Las Abasfans cuentan cómo fue infiltrarse en un acto de Vox en Vistalegre

Hace poco más de un mes, cuando todavía estábamos digiriendo que se nos iba a llamar a votar en las segundas elecciones generales del año, Vox convocó un maxi-mitin en el Palacio de Vistalegre con el rimbombante nombre de “Plus Ultra”. Tres miembras del comando Madrid asistimos al evento para hacerlo escenario de un acto ultrarracional caracterizadas como las Abasfans, experiencia que nos causó un impacto emocional tan grande que hemos necesitado todo este tiempo para poder compartir con ustedes esta crónica.

Una vez asegurado nuestro acceso al evento (no es la primera vez que intentamos infiltrarnos en un acto de Vox, pero hasta ahora nunca lo habíamos conseguido porque las entradas se agotan enseguida), nos faltaba decidir qué forma iba a tomar nuestro acto ultrarracional. Tras una infructuosa sesión de brainstorming de varias horas, donde descartamos arriesgadas ideas como acudir al evento a reivindicar la Guardia Mora de Franco, constatamos que trolear a Vox es muy difícil: todas las cosas ridículas que se nos ocurrían ya las ha hecho Vox de forma no irónica. Vox es un partido ya de por sí extremadamente ultrarracional. No por nada el brazo filosófico de Homo Velamine se ha cuestionado si lo que realmente deberíamos hacer es entregarles nuestro voto. Pero ese es otro asunto.

● Datos proporcionados
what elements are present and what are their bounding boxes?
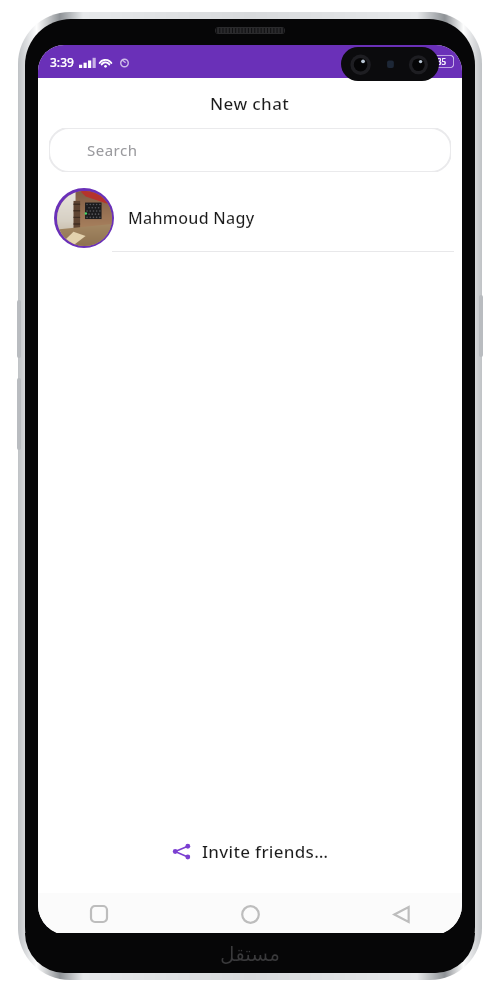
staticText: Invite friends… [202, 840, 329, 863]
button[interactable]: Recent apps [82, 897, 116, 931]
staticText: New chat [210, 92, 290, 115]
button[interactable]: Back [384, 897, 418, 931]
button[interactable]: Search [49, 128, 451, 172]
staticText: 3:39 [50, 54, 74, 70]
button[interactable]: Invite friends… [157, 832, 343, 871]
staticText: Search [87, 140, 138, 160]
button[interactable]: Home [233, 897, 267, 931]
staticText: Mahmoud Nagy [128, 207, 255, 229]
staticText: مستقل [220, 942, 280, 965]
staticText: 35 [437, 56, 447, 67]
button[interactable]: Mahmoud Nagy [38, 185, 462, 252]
==
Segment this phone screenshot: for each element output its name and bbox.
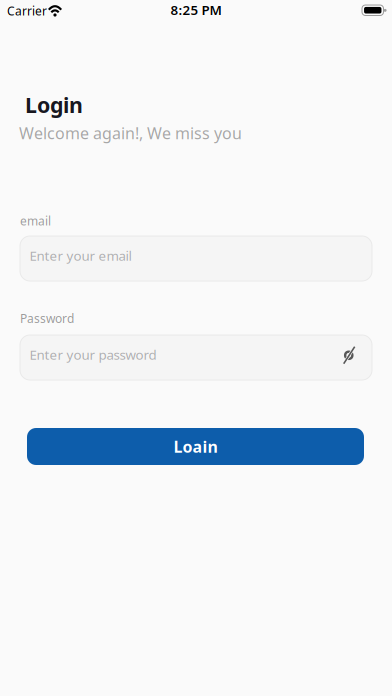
...
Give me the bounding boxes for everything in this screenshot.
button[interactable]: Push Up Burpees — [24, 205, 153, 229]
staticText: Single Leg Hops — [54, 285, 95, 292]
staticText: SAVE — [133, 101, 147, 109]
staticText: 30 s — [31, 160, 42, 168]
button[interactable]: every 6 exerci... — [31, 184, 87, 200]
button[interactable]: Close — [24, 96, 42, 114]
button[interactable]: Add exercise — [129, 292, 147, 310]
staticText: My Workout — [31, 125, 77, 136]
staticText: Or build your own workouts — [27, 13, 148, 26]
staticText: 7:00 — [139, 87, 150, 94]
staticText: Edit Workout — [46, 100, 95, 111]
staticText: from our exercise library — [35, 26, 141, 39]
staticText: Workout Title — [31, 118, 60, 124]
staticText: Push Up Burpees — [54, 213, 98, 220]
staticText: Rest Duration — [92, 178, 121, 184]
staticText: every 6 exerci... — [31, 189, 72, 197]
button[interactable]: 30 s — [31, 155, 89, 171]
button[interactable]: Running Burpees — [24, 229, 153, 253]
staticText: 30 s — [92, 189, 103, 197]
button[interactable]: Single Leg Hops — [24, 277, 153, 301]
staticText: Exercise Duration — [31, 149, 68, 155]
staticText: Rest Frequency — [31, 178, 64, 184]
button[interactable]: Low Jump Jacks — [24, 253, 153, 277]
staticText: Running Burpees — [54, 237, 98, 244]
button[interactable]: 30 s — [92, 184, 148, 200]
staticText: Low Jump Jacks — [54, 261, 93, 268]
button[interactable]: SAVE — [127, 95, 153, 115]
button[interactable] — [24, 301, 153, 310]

● Trabajo solicitado
• a. ¿Con qué nombre convocó Vox el maxi-mitin en el Palacio de Vistalegre, según la crónica?
• b. Sustituye en la crónica “maxi-mitin” por “gran mitin” y escribe el pasaje desde “Hace poco más” hasta “ustedes esta crónica.”, ambos incluidos.

● Respuestas del ejercicio
• a. Con el nombre de “Plus Ultra”.

• b.
Hace poco más de un mes, cuando todavía estábamos digiriendo que se nos iba a llamar a votar en las segundas elecciones generales del año, Vox convocó un gran mitin en el Palacio de Vistalegre con el rimbombante nombre de “Plus Ultra”. Tres miembras del comando Madrid asistimos al evento para hacerlo escenario de un acto ultrarracional caracterizadas como las Abasfans, experiencia que nos causó un impacto emocional tan grande que hemos necesitado todo este tiempo para poder compartir con ustedes esta crónica.